** Saved data entries **
***

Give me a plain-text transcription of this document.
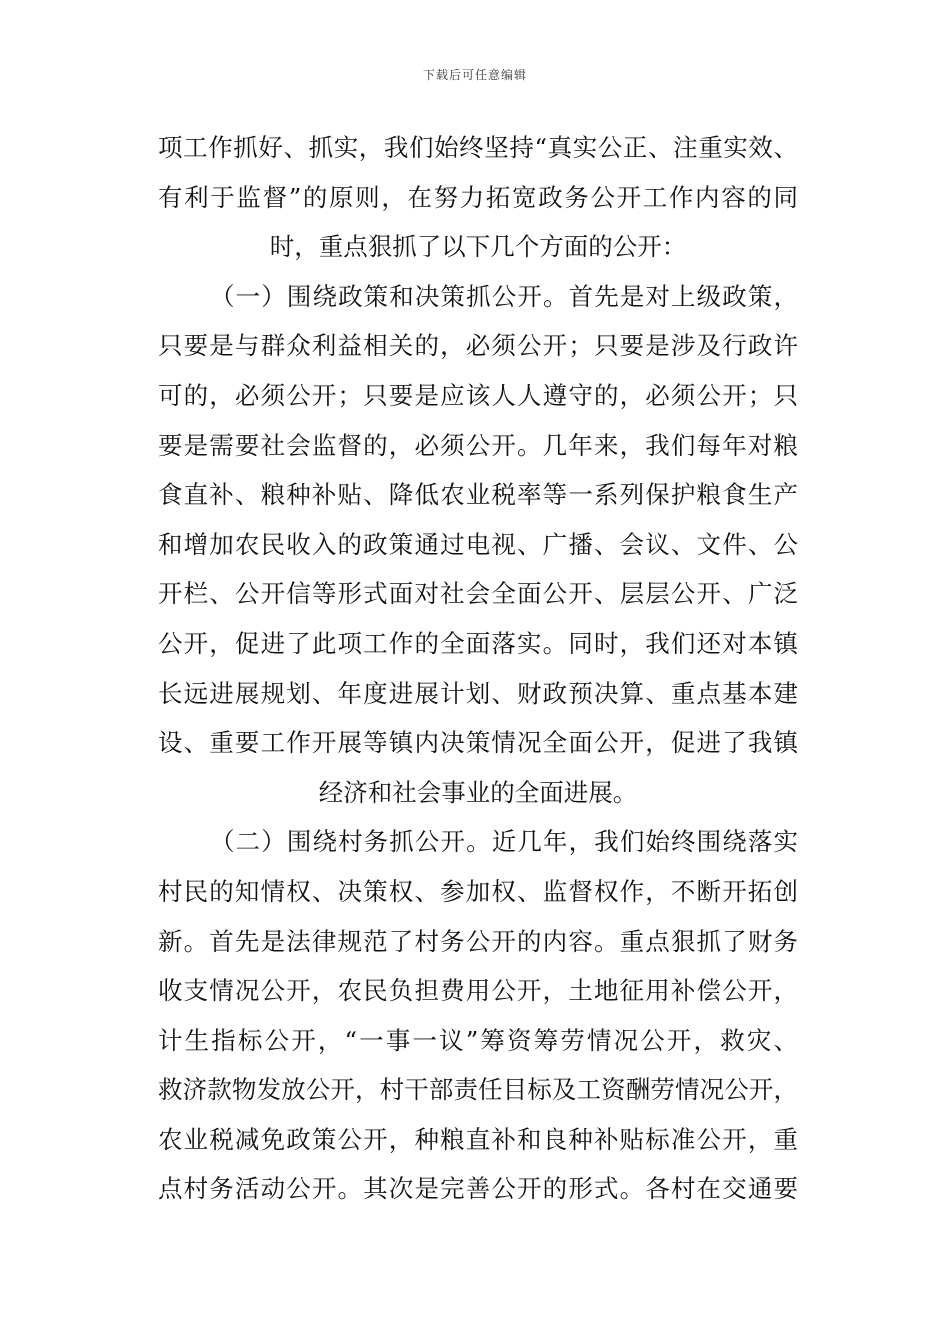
下载后可任意编辑
项工作抓好、抓实，我们始终坚持“真实公正、注重实效、
有利于监督”的原则，在努力拓宽政务公开工作内容的同
时，重点狠抓了以下几个方面的公开：
（一）围绕政策和决策抓公开。首先是对上级政策，
只要是与群众利益相关的，必须公开；只要是涉及行政许
可的，必须公开；只要是应该人人遵守的，必须公开；只
要是需要社会监督的，必须公开。几年来，我们每年对粮
食直补、粮种补贴、降低农业税率等一系列保护粮食生产
和增加农民收入的政策通过电视、广播、会议、文件、公
开栏、公开信等形式面对社会全面公开、层层公开、广泛
公开，促进了此项工作的全面落实。同时，我们还对本镇
长远进展规划、年度进展计划、财政预决算、重点基本建
设、重要工作开展等镇内决策情况全面公开，促进了我镇
经济和社会事业的全面进展。
（二）围绕村务抓公开。近几年，我们始终围绕落实
村民的知情权、决策权、参加权、监督权作，不断开拓创
新。首先是法律规范了村务公开的内容。重点狠抓了财务
收支情况公开，农民负担费用公开，土地征用补偿公开，
计生指标公开，“一事一议”筹资筹劳情况公开，救灾、
救济款物发放公开，村干部责任目标及工资酬劳情况公开，
农业税减免政策公开，种粮直补和良种补贴标准公开，重
点村务活动公开。其次是完善公开的形式。各村在交通要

***

** THE REQUEST **
Go through the listing above and write it out again exactly, dropping the pictures.

** OUTPUT FOR THIS TASK **
Give me a plain-text transcription of this document.
下载后可任意编辑
项工作抓好、抓实，我们始终坚持“真实公正、注重实效、
有利于监督”的原则，在努力拓宽政务公开工作内容的同
时，重点狠抓了以下几个方面的公开：
（一）围绕政策和决策抓公开。首先是对上级政策，
只要是与群众利益相关的，必须公开；只要是涉及行政许
可的，必须公开；只要是应该人人遵守的，必须公开；只
要是需要社会监督的，必须公开。几年来，我们每年对粮
食直补、粮种补贴、降低农业税率等一系列保护粮食生产
和增加农民收入的政策通过电视、广播、会议、文件、公
开栏、公开信等形式面对社会全面公开、层层公开、广泛
公开，促进了此项工作的全面落实。同时，我们还对本镇
长远进展规划、年度进展计划、财政预决算、重点基本建
设、重要工作开展等镇内决策情况全面公开，促进了我镇
经济和社会事业的全面进展。
（二）围绕村务抓公开。近几年，我们始终围绕落实
村民的知情权、决策权、参加权、监督权作，不断开拓创
新。首先是法律规范了村务公开的内容。重点狠抓了财务
收支情况公开，农民负担费用公开，土地征用补偿公开，
计生指标公开，“一事一议”筹资筹劳情况公开，救灾、
救济款物发放公开，村干部责任目标及工资酬劳情况公开，
农业税减免政策公开，种粮直补和良种补贴标准公开，重
点村务活动公开。其次是完善公开的形式。各村在交通要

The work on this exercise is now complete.